◆ YOUR INSTRUCTIONS
Skip the pictures. Reproduce all other material exactly.

◆ ENTRIES

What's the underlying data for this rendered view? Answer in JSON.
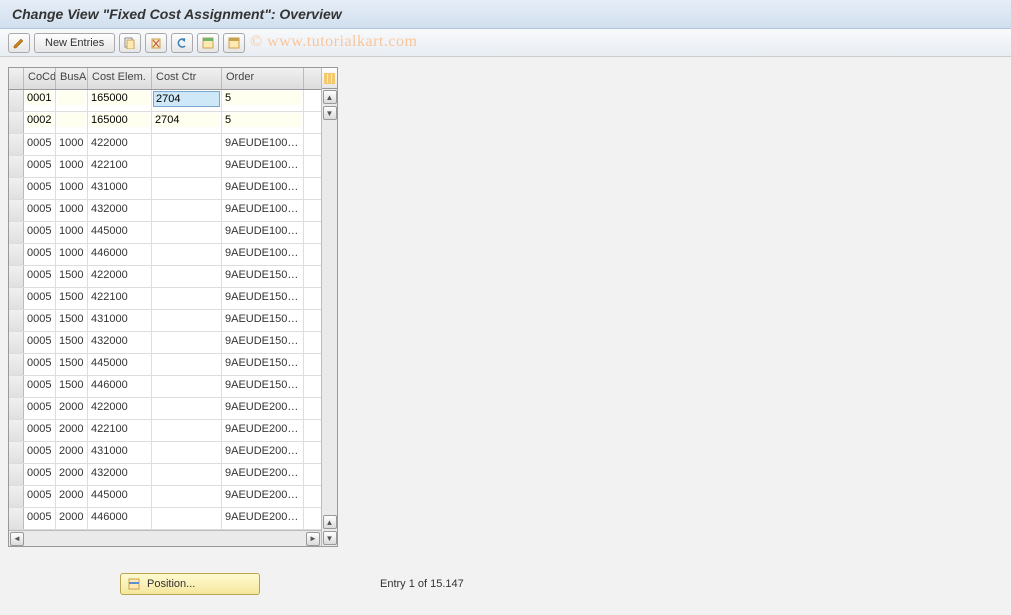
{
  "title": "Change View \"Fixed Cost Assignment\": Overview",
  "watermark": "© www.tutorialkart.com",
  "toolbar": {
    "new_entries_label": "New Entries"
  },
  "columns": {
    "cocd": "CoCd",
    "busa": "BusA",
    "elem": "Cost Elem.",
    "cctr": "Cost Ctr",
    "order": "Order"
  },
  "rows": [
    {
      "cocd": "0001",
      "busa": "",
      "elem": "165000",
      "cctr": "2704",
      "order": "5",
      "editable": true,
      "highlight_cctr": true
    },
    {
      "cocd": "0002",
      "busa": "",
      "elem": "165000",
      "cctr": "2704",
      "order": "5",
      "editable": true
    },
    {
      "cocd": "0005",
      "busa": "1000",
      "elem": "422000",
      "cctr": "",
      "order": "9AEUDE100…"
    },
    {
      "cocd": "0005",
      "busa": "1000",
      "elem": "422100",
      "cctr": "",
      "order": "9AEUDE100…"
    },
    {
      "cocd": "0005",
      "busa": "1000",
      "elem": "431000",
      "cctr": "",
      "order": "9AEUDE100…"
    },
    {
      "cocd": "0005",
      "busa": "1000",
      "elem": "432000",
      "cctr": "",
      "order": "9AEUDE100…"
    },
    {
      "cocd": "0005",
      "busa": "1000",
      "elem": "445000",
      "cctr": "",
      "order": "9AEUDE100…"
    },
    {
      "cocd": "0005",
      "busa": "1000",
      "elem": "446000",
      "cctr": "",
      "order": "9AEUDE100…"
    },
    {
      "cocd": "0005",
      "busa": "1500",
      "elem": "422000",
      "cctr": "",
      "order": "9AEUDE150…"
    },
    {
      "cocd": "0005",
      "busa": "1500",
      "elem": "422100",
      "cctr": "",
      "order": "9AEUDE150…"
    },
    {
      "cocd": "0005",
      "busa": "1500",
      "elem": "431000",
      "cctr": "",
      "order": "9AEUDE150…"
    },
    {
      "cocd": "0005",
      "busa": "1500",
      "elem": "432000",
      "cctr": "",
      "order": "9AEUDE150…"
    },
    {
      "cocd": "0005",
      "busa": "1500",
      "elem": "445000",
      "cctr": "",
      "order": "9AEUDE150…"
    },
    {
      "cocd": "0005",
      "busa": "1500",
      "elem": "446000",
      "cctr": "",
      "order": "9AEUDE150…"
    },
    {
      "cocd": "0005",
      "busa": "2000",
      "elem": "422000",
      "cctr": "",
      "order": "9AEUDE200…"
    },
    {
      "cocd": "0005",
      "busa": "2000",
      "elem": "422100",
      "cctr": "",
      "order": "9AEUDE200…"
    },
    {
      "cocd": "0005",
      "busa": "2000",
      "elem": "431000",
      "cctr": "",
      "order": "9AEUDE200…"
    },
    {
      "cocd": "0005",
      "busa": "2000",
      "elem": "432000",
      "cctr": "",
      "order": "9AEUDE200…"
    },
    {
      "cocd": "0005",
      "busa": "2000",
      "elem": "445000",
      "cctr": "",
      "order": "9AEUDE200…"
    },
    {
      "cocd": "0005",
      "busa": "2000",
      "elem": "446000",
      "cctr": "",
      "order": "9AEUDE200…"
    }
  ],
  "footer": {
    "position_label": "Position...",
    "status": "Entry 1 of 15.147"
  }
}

◆ TASK OUTPUT
What's the underlying data for this rendered view? Answer in JSON.
{
  "title": "Change View \"Fixed Cost Assignment\": Overview",
  "watermark": "© www.tutorialkart.com",
  "toolbar": {
    "new_entries_label": "New Entries"
  },
  "columns": {
    "cocd": "CoCd",
    "busa": "BusA",
    "elem": "Cost Elem.",
    "cctr": "Cost Ctr",
    "order": "Order"
  },
  "rows": [
    {
      "cocd": "0001",
      "busa": "",
      "elem": "165000",
      "cctr": "2704",
      "order": "5",
      "editable": true,
      "highlight_cctr": true
    },
    {
      "cocd": "0002",
      "busa": "",
      "elem": "165000",
      "cctr": "2704",
      "order": "5",
      "editable": true
    },
    {
      "cocd": "0005",
      "busa": "1000",
      "elem": "422000",
      "cctr": "",
      "order": "9AEUDE100…"
    },
    {
      "cocd": "0005",
      "busa": "1000",
      "elem": "422100",
      "cctr": "",
      "order": "9AEUDE100…"
    },
    {
      "cocd": "0005",
      "busa": "1000",
      "elem": "431000",
      "cctr": "",
      "order": "9AEUDE100…"
    },
    {
      "cocd": "0005",
      "busa": "1000",
      "elem": "432000",
      "cctr": "",
      "order": "9AEUDE100…"
    },
    {
      "cocd": "0005",
      "busa": "1000",
      "elem": "445000",
      "cctr": "",
      "order": "9AEUDE100…"
    },
    {
      "cocd": "0005",
      "busa": "1000",
      "elem": "446000",
      "cctr": "",
      "order": "9AEUDE100…"
    },
    {
      "cocd": "0005",
      "busa": "1500",
      "elem": "422000",
      "cctr": "",
      "order": "9AEUDE150…"
    },
    {
      "cocd": "0005",
      "busa": "1500",
      "elem": "422100",
      "cctr": "",
      "order": "9AEUDE150…"
    },
    {
      "cocd": "0005",
      "busa": "1500",
      "elem": "431000",
      "cctr": "",
      "order": "9AEUDE150…"
    },
    {
      "cocd": "0005",
      "busa": "1500",
      "elem": "432000",
      "cctr": "",
      "order": "9AEUDE150…"
    },
    {
      "cocd": "0005",
      "busa": "1500",
      "elem": "445000",
      "cctr": "",
      "order": "9AEUDE150…"
    },
    {
      "cocd": "0005",
      "busa": "1500",
      "elem": "446000",
      "cctr": "",
      "order": "9AEUDE150…"
    },
    {
      "cocd": "0005",
      "busa": "2000",
      "elem": "422000",
      "cctr": "",
      "order": "9AEUDE200…"
    },
    {
      "cocd": "0005",
      "busa": "2000",
      "elem": "422100",
      "cctr": "",
      "order": "9AEUDE200…"
    },
    {
      "cocd": "0005",
      "busa": "2000",
      "elem": "431000",
      "cctr": "",
      "order": "9AEUDE200…"
    },
    {
      "cocd": "0005",
      "busa": "2000",
      "elem": "432000",
      "cctr": "",
      "order": "9AEUDE200…"
    },
    {
      "cocd": "0005",
      "busa": "2000",
      "elem": "445000",
      "cctr": "",
      "order": "9AEUDE200…"
    },
    {
      "cocd": "0005",
      "busa": "2000",
      "elem": "446000",
      "cctr": "",
      "order": "9AEUDE200…"
    }
  ],
  "footer": {
    "position_label": "Position...",
    "status": "Entry 1 of 15.147"
  }
}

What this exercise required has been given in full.